[GIVEN ENTRIES]:
━━━━━━━━━━━━━━━━
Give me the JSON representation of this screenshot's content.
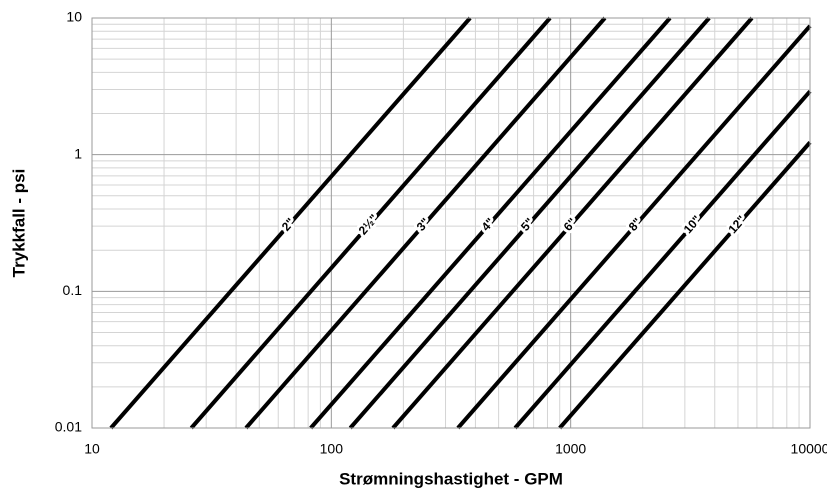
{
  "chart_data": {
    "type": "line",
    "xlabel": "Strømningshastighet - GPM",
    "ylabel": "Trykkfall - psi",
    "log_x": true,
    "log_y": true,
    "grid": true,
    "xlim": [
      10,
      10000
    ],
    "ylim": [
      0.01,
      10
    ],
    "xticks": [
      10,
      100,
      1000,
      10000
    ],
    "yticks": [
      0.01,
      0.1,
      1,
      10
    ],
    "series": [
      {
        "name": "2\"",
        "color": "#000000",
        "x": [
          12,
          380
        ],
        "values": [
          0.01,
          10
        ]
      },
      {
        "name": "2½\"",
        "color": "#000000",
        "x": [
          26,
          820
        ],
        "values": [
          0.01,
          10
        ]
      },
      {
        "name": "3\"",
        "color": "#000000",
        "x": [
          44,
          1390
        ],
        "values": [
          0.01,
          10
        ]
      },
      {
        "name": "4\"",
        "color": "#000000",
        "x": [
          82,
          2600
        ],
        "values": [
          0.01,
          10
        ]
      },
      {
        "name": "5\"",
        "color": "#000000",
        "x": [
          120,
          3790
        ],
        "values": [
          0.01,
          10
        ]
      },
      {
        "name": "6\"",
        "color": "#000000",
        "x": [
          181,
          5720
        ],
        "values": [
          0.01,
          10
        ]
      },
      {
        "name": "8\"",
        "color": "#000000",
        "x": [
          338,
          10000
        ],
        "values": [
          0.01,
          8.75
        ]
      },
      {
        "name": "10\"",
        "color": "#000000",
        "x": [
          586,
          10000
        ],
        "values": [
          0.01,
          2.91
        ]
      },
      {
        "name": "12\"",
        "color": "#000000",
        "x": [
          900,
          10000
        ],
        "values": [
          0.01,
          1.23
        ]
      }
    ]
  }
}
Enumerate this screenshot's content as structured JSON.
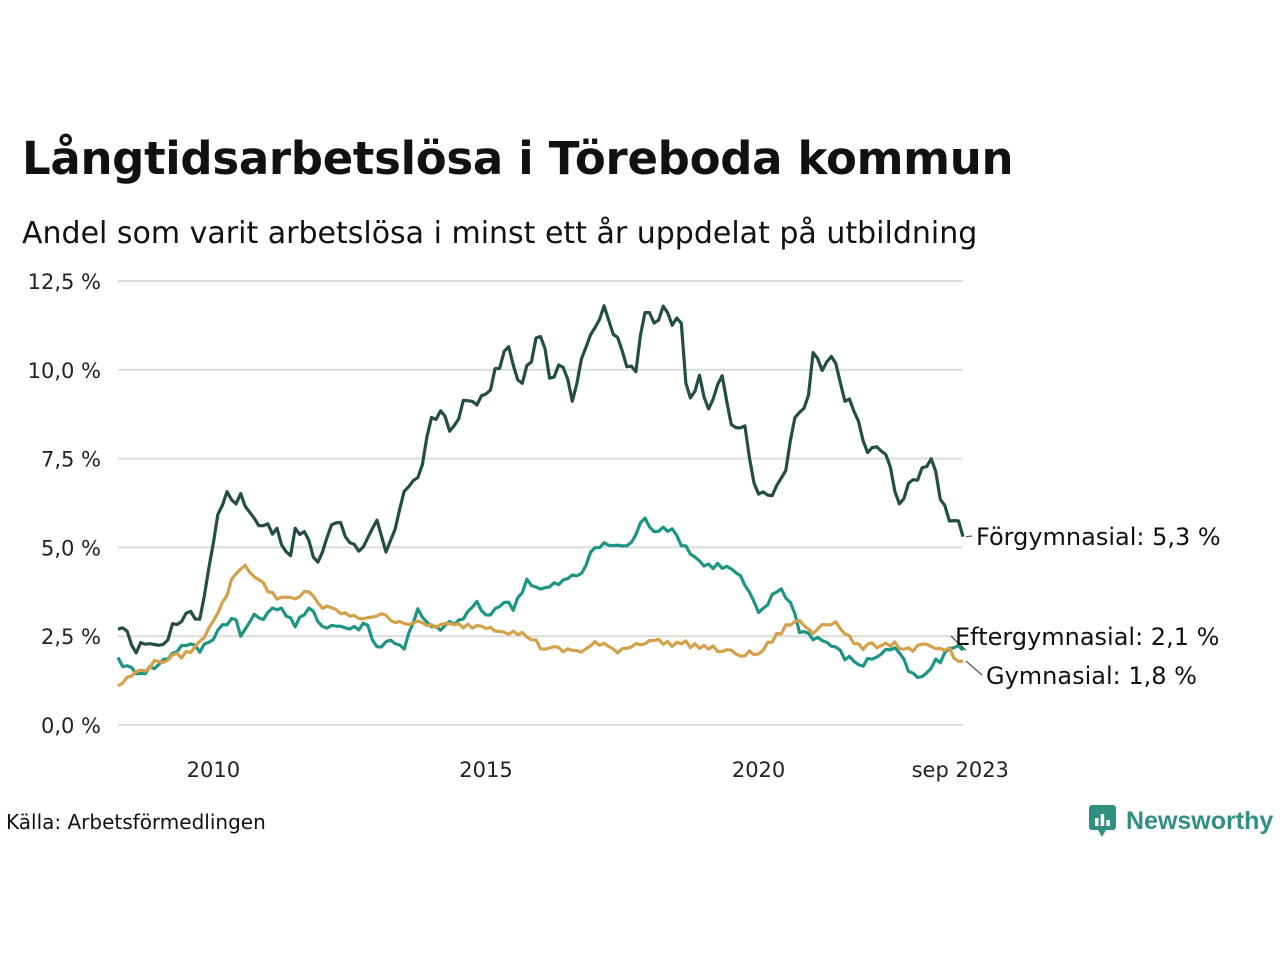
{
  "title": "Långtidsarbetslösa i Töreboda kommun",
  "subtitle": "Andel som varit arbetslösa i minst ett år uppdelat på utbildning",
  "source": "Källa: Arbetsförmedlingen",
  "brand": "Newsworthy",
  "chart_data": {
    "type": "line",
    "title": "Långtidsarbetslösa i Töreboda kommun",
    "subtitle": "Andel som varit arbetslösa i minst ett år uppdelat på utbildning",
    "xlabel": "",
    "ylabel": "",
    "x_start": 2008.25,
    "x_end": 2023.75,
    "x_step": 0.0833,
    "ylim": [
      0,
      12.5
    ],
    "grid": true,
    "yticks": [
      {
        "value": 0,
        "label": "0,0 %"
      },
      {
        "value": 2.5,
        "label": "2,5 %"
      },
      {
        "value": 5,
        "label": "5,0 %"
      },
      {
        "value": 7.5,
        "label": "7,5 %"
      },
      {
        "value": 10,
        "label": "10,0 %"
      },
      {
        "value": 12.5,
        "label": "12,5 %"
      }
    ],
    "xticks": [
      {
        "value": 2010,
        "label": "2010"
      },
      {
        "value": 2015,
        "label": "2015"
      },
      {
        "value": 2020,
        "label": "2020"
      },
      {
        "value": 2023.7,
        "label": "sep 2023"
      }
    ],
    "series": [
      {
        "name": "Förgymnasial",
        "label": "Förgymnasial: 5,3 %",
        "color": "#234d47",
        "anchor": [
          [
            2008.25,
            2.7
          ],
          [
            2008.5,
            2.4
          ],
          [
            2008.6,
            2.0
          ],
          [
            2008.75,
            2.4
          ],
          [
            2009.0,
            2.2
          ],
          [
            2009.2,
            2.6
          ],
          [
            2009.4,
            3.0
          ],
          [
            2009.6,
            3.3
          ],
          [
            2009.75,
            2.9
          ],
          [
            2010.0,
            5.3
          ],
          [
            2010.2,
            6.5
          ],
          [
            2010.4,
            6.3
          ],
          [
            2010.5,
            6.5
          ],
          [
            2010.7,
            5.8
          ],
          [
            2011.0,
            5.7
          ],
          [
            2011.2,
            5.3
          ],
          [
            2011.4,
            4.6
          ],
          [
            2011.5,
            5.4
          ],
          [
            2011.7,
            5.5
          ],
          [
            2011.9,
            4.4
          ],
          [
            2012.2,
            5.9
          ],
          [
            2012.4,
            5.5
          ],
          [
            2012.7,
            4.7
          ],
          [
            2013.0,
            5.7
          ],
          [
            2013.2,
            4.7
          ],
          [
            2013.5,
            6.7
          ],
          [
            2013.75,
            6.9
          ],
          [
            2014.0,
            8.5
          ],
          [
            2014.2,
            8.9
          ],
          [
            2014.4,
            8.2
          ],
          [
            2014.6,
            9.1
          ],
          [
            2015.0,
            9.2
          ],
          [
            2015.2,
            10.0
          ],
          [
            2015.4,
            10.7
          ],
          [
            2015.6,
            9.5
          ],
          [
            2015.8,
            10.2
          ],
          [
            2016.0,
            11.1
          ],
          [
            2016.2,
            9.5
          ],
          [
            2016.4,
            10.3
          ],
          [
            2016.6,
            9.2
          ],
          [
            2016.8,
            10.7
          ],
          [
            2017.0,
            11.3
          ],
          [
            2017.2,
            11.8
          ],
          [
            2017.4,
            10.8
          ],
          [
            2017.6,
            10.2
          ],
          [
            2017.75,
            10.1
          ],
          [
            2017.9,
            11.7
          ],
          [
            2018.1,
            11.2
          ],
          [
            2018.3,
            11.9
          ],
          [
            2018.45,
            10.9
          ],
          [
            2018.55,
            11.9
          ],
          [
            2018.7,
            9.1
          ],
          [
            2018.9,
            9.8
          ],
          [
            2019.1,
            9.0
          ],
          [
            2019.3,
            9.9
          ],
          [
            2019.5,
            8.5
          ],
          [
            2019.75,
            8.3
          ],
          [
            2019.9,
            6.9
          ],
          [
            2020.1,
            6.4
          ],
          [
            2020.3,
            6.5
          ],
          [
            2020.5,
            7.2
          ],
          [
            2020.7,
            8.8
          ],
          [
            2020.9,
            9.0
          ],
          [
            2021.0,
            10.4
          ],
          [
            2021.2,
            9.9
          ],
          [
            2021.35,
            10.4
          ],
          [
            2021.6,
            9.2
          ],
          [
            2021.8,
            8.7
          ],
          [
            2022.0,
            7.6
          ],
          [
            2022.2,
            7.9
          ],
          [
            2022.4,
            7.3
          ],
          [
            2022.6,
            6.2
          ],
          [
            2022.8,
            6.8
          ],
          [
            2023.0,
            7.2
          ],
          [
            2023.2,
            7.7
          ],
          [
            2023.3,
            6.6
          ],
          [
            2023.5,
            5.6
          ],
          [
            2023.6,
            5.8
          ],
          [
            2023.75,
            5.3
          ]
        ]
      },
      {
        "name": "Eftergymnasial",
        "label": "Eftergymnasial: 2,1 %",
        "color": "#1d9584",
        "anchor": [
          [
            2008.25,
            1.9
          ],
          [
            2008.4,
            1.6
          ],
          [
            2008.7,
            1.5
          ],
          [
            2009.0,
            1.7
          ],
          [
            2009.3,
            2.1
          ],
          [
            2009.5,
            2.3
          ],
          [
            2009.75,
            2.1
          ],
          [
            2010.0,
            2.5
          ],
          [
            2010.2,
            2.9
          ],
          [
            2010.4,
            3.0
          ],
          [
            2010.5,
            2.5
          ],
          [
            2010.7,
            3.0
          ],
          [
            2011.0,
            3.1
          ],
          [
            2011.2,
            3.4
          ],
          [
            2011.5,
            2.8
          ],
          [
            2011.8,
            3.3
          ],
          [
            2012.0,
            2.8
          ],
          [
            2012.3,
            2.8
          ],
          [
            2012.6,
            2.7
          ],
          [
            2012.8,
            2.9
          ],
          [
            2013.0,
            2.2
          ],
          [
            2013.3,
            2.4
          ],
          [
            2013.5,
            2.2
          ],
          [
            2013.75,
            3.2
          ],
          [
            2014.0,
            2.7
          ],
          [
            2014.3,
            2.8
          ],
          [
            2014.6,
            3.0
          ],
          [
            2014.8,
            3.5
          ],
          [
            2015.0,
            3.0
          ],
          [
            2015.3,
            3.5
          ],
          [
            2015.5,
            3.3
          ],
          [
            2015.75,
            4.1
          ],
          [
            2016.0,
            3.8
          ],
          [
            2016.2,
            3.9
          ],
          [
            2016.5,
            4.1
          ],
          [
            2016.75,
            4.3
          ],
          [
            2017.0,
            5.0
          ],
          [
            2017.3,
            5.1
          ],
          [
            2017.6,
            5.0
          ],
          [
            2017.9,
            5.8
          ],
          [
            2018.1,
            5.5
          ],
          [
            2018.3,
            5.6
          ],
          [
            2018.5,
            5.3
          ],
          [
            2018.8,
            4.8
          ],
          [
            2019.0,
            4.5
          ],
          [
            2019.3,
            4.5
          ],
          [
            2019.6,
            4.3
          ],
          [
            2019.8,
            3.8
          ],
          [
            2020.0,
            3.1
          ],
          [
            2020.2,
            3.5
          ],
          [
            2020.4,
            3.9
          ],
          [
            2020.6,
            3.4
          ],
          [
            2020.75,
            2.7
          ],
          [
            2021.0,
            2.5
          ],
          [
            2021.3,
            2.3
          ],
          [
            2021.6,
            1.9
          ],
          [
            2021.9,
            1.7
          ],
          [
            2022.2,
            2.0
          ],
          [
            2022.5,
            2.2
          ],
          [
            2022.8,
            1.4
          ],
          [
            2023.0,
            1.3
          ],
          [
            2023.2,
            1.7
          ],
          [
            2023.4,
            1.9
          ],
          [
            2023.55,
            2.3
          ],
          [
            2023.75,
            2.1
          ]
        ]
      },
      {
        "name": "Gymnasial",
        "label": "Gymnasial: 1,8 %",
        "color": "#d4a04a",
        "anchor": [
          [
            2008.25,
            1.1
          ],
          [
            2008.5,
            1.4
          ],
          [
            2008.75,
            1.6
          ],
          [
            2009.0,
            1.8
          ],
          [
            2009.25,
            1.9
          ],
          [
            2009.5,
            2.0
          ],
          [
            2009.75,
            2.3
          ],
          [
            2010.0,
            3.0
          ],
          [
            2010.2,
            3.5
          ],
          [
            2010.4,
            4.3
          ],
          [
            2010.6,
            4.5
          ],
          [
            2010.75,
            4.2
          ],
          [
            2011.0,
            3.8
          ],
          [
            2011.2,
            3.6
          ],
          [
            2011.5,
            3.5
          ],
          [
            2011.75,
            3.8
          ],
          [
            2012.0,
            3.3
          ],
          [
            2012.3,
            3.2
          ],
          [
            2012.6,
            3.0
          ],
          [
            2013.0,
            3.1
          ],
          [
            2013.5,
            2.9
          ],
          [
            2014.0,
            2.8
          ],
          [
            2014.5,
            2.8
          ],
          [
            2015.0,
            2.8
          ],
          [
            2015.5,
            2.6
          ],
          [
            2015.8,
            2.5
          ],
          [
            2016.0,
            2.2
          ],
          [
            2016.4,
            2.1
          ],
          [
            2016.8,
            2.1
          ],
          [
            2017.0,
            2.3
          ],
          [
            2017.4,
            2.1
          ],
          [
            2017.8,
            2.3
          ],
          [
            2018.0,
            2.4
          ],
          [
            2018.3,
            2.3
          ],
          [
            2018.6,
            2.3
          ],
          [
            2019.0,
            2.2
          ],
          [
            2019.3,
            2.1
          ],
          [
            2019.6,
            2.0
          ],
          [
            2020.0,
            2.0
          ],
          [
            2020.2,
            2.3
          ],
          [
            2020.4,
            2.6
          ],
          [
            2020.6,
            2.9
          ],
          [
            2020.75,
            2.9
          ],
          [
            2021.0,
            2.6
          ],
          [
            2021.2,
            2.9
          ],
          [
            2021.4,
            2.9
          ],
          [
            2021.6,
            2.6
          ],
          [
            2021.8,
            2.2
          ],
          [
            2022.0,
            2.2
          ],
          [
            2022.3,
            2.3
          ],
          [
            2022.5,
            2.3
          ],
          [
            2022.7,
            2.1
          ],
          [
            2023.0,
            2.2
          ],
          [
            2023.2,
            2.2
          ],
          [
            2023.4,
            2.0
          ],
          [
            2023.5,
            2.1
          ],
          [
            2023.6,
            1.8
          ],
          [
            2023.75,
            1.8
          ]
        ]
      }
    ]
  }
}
━━━━━━━━━━━━━━━━
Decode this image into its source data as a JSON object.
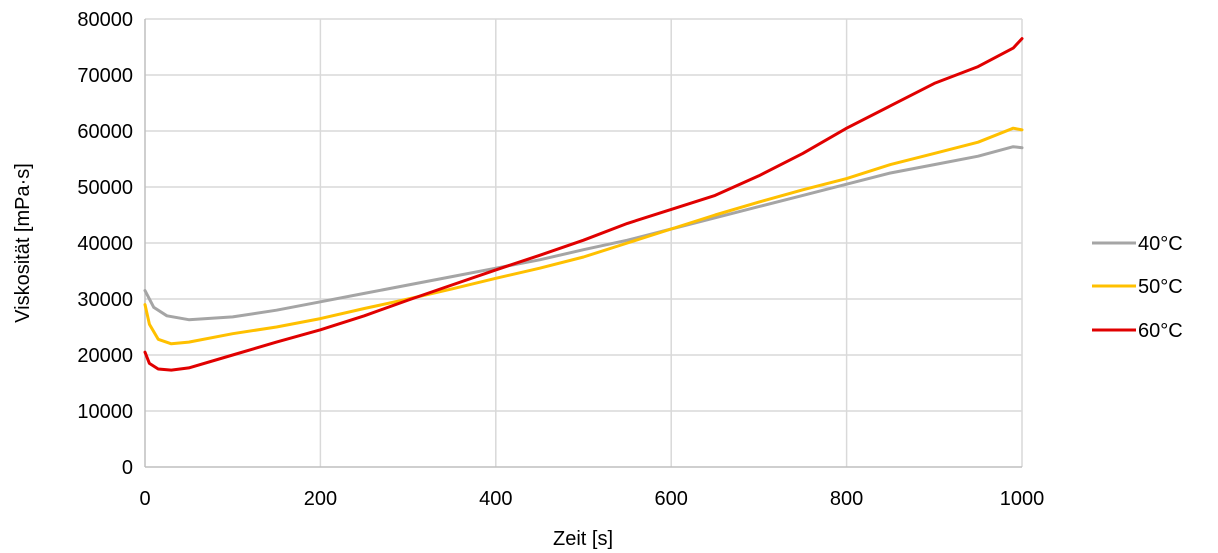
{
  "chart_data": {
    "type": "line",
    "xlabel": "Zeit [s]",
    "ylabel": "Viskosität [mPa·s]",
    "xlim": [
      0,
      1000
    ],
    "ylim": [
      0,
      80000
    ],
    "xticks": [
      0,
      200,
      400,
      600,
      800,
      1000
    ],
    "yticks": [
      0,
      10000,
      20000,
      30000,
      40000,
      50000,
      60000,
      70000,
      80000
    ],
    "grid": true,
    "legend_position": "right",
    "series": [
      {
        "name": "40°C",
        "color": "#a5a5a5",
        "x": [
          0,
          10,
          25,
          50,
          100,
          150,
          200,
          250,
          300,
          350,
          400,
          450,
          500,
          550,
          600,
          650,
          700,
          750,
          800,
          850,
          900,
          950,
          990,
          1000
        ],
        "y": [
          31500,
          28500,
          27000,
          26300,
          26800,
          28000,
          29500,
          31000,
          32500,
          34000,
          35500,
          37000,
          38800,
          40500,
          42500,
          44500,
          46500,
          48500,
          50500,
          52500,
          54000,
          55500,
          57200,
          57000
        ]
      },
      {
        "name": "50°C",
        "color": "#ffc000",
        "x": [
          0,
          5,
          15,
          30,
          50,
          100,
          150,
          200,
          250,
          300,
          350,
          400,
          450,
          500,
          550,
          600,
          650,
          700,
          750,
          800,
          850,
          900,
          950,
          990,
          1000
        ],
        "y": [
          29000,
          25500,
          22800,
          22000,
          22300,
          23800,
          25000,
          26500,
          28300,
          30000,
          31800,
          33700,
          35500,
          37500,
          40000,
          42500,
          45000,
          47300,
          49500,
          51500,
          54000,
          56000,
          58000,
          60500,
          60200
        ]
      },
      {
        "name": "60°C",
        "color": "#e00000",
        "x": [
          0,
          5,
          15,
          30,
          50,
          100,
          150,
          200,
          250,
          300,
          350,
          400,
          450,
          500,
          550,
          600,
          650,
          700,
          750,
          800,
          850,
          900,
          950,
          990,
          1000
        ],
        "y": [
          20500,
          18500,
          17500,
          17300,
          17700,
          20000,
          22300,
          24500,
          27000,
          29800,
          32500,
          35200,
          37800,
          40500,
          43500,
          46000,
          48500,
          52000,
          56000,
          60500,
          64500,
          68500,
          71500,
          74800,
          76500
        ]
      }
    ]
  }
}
━━━━━━━━━━━━━━━━
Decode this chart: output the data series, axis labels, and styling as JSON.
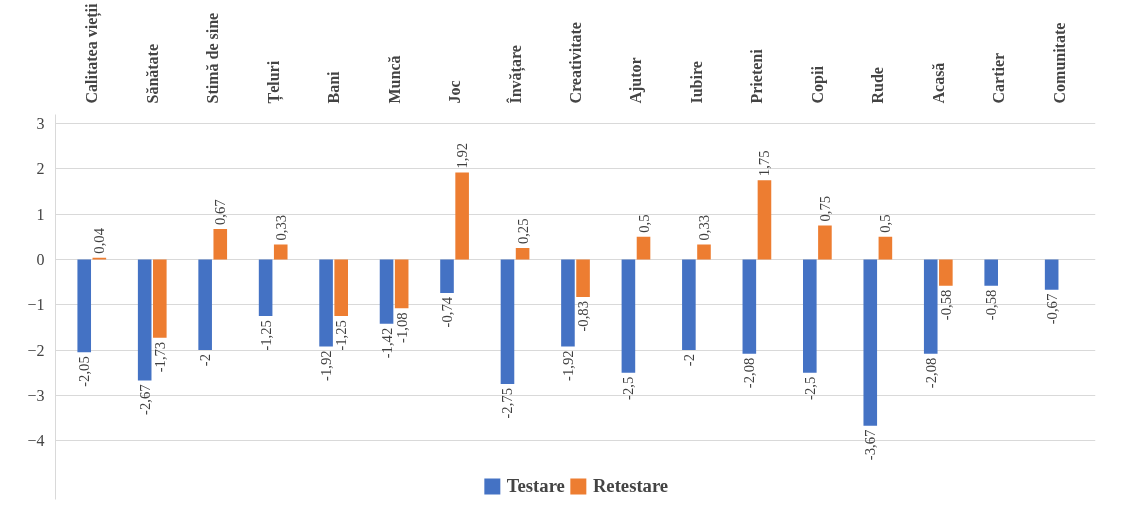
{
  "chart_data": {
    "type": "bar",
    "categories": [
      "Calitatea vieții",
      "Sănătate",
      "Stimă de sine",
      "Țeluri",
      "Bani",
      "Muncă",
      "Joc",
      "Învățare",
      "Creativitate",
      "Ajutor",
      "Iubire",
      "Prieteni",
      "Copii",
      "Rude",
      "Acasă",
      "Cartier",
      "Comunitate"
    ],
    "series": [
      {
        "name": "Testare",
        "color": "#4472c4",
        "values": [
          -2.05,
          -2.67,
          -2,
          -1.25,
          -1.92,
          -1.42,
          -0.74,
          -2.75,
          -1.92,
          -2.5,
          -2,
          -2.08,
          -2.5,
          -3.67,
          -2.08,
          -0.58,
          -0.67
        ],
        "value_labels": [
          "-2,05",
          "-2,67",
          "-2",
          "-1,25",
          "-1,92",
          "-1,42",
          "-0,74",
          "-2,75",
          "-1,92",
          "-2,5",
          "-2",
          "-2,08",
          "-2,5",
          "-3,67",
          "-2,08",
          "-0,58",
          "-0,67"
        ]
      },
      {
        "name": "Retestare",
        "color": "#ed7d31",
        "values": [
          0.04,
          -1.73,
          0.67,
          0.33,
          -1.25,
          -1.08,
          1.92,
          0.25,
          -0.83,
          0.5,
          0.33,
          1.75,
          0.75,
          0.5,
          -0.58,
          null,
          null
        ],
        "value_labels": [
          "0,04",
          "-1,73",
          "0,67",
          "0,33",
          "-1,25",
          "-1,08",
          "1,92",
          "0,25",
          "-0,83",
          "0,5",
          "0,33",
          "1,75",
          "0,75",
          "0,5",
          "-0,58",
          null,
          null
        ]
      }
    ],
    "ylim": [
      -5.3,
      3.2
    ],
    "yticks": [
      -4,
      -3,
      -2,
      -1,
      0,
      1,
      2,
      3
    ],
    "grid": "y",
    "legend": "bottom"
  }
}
━━━━━━━━━━━━━━━━
[REQUEST]:
Go through the preceding material and copy each line that has the word "Töreboda".

[CORRECT ANSWER]:
  "title": "Långtidsarbetslösa i Töreboda kommun",
    "title": "Långtidsarbetslösa i Töreboda kommun",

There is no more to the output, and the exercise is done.